═════ RECORD EXTRACTS

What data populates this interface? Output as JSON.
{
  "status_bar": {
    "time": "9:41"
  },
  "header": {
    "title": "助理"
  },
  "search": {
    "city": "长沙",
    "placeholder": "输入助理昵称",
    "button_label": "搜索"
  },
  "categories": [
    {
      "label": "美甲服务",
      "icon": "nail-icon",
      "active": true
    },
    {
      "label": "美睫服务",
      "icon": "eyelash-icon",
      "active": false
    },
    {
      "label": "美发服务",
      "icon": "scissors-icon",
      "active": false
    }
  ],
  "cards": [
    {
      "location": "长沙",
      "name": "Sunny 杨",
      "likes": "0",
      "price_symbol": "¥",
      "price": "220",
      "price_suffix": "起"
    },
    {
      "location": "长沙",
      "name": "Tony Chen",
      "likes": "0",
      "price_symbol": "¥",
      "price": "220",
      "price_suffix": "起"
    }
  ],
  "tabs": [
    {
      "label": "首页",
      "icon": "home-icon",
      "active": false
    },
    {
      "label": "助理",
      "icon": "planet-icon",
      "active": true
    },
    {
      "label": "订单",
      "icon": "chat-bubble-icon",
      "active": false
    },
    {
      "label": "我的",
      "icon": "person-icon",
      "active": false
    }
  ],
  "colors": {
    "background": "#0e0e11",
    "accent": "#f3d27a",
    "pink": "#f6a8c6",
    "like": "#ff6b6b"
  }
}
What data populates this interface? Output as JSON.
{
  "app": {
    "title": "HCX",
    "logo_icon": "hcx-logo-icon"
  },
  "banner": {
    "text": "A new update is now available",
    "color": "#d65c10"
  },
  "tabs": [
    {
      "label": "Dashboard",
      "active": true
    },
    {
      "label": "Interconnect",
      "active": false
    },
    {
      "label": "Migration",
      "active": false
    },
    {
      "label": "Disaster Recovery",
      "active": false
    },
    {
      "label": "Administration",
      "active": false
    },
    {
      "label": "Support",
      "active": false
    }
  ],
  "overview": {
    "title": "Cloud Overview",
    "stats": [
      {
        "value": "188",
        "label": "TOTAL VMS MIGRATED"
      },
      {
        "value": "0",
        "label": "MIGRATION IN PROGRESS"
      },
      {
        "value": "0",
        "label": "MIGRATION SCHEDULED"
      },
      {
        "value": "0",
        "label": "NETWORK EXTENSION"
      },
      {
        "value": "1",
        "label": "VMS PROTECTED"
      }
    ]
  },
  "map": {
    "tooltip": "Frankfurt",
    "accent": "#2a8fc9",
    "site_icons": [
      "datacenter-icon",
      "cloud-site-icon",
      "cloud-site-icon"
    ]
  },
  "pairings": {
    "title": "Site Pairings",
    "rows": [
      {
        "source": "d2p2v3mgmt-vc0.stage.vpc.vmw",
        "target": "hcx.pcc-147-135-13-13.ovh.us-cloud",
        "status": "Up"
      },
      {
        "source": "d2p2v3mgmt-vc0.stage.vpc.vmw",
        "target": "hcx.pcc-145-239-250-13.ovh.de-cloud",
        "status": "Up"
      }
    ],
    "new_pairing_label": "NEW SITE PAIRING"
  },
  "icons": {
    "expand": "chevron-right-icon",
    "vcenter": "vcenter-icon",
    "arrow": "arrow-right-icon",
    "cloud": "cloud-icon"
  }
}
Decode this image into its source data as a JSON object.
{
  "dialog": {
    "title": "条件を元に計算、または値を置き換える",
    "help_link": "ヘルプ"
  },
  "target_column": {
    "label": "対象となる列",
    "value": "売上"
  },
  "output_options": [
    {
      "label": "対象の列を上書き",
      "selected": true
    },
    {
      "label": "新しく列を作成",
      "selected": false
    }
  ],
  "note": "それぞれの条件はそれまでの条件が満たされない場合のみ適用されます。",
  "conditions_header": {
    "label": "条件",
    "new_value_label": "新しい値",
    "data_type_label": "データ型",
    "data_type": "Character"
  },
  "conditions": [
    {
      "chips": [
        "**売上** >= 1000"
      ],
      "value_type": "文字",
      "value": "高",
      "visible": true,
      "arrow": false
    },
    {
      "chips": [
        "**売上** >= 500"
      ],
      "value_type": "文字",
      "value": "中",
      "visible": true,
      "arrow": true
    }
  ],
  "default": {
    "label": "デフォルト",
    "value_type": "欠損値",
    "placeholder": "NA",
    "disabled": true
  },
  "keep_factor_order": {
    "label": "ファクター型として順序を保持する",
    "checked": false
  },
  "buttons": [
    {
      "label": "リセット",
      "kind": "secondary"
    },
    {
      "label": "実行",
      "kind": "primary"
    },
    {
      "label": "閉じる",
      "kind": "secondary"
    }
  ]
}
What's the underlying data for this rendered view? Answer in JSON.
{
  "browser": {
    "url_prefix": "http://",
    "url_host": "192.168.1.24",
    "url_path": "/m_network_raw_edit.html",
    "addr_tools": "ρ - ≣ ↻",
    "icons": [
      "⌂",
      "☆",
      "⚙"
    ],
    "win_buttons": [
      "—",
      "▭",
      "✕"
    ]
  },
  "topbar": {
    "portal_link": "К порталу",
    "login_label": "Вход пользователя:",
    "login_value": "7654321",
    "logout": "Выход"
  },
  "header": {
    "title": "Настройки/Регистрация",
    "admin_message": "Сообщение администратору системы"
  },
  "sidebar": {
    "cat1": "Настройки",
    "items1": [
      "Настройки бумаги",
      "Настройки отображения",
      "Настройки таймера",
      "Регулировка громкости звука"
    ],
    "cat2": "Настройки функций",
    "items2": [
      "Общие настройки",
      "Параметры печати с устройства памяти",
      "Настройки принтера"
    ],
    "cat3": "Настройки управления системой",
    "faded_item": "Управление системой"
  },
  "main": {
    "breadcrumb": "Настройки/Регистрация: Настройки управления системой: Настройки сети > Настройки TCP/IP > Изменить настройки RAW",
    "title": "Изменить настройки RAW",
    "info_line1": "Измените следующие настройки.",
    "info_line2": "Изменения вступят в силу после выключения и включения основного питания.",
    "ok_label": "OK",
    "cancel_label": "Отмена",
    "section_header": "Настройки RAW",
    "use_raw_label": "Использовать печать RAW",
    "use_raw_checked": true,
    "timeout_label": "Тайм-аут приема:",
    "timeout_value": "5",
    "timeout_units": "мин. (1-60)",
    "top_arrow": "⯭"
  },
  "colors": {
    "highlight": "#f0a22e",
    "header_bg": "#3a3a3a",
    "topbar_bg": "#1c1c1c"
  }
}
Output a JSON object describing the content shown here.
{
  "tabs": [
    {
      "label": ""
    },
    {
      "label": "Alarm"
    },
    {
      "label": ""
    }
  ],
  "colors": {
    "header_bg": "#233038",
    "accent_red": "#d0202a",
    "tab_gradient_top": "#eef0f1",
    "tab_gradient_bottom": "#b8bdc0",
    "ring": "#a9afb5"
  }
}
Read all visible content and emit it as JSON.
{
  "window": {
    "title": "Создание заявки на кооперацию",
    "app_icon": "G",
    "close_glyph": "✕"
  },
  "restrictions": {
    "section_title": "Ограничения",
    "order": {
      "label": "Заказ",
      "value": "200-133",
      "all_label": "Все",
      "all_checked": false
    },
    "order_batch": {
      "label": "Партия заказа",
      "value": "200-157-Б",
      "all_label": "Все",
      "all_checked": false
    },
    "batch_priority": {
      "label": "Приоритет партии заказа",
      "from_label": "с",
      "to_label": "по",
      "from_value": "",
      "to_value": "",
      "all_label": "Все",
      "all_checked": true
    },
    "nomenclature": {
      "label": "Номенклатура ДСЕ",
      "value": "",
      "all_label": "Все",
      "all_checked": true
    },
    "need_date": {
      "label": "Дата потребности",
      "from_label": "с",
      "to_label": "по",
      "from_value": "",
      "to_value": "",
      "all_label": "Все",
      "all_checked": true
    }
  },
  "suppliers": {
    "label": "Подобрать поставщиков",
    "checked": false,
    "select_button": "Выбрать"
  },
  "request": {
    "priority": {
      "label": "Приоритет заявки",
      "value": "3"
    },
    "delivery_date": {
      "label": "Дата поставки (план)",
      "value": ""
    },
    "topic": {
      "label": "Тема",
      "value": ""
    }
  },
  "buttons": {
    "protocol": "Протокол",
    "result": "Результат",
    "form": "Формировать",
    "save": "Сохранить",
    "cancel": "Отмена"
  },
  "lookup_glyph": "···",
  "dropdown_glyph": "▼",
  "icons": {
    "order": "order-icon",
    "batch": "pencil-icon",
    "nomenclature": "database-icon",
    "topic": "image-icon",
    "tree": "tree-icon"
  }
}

══════════

• GIVEN TASK
Read the entries and show each line that mentions "системой".

• COMPLETE RESPONSE
    "cat3": "Настройки управления системой",
    "faded_item": "Управление системой"
    "breadcrumb": "Настройки/Регистрация: Настройки управления системой: Настройки сети > Настройки TCP/IP > Изменить настройки RAW",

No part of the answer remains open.